Extracted data entries:
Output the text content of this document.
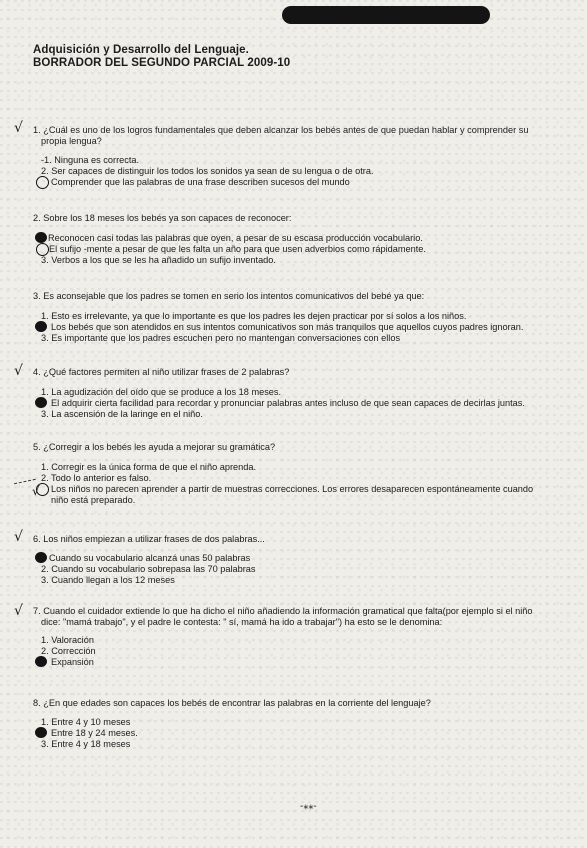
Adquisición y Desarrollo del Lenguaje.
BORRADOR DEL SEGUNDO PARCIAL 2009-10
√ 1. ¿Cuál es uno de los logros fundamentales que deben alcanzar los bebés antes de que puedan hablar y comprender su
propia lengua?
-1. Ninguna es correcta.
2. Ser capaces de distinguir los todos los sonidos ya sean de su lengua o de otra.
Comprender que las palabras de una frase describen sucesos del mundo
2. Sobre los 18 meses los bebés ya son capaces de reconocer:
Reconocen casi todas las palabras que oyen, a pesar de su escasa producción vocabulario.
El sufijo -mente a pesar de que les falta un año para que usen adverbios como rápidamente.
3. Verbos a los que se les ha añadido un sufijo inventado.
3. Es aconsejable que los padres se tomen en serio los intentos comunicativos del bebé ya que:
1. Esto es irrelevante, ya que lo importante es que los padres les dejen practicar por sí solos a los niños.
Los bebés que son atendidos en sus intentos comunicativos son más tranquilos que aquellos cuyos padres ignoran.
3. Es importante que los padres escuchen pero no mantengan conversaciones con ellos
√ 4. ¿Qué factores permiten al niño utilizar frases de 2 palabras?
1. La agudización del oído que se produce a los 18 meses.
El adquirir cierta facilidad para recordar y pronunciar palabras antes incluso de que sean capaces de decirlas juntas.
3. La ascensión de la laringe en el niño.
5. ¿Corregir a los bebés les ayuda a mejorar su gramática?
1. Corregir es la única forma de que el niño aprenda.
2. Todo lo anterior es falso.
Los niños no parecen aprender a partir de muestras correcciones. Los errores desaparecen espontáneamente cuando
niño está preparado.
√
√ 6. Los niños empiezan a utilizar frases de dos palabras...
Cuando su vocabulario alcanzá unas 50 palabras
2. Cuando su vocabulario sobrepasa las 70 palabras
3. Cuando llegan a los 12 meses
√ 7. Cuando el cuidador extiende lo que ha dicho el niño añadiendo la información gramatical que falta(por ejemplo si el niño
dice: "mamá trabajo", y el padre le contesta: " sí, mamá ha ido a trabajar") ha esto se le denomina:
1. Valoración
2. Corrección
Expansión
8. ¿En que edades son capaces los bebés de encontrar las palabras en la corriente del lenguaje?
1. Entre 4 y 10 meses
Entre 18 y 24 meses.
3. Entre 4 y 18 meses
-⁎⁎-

==

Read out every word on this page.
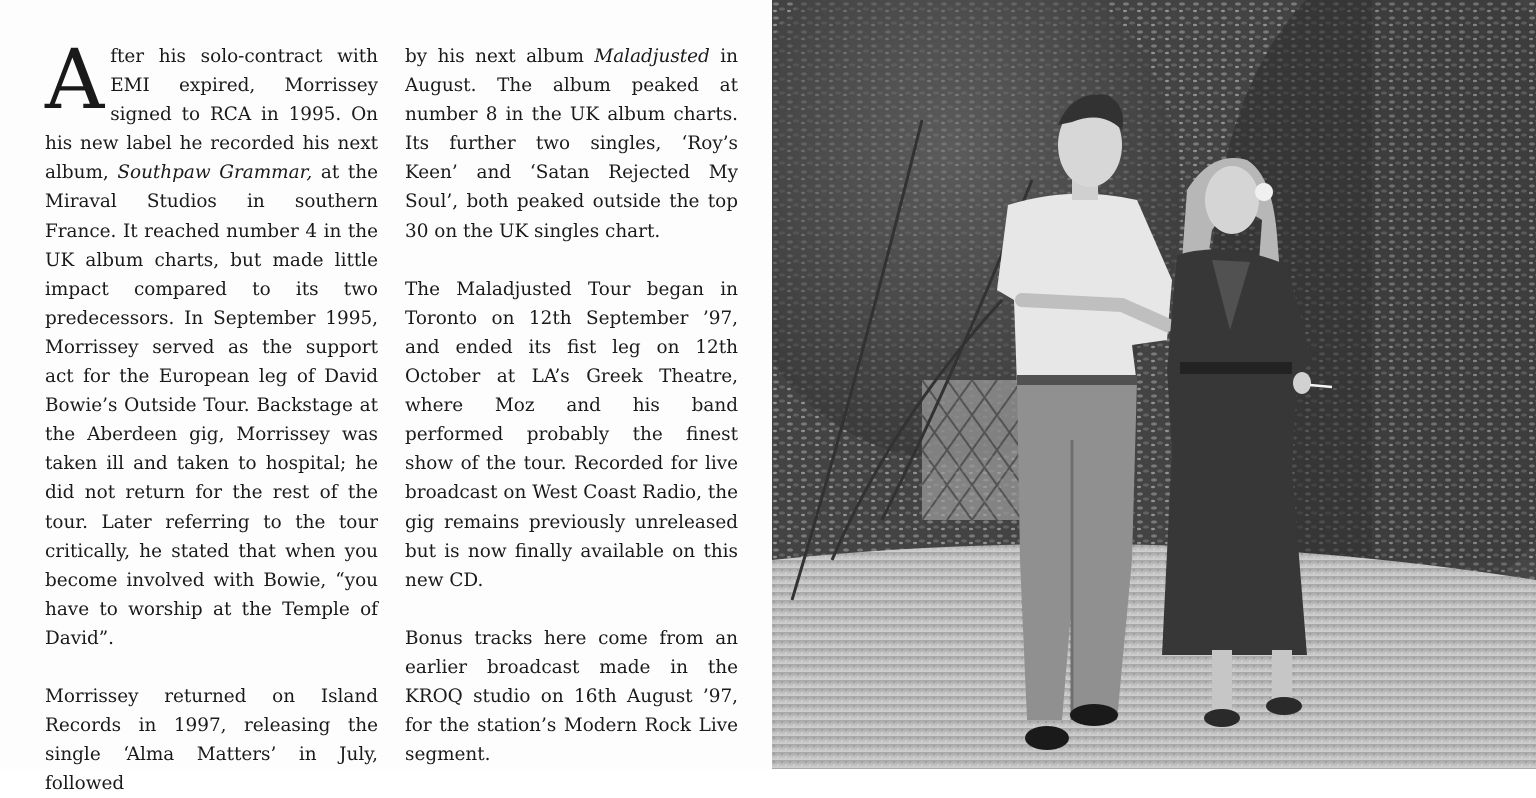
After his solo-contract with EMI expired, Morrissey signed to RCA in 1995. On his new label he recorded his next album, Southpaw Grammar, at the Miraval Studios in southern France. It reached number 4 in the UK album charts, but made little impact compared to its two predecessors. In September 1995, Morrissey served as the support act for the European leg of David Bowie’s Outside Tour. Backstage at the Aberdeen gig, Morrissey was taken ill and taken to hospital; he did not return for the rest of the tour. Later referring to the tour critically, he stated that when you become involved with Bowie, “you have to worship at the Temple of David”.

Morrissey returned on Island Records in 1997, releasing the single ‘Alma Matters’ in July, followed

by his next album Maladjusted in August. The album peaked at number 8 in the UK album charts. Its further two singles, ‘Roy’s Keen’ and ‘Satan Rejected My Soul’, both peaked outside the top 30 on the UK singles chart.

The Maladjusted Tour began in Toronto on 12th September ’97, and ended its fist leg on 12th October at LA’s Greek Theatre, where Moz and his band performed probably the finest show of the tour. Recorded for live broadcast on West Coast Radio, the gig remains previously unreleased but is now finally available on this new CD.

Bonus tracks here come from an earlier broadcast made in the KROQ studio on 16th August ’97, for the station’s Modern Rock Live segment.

- SET TASK
Copy every line from the records above that contains the word "comunicativos".

- SOLUTION FOR THIS EXERCISE
3. Es aconsejable que los padres se tomen en serio los intentos comunicativos del bebé ya que:
Los bebés que son atendidos en sus intentos comunicativos son más tranquilos que aquellos cuyos padres ignoran.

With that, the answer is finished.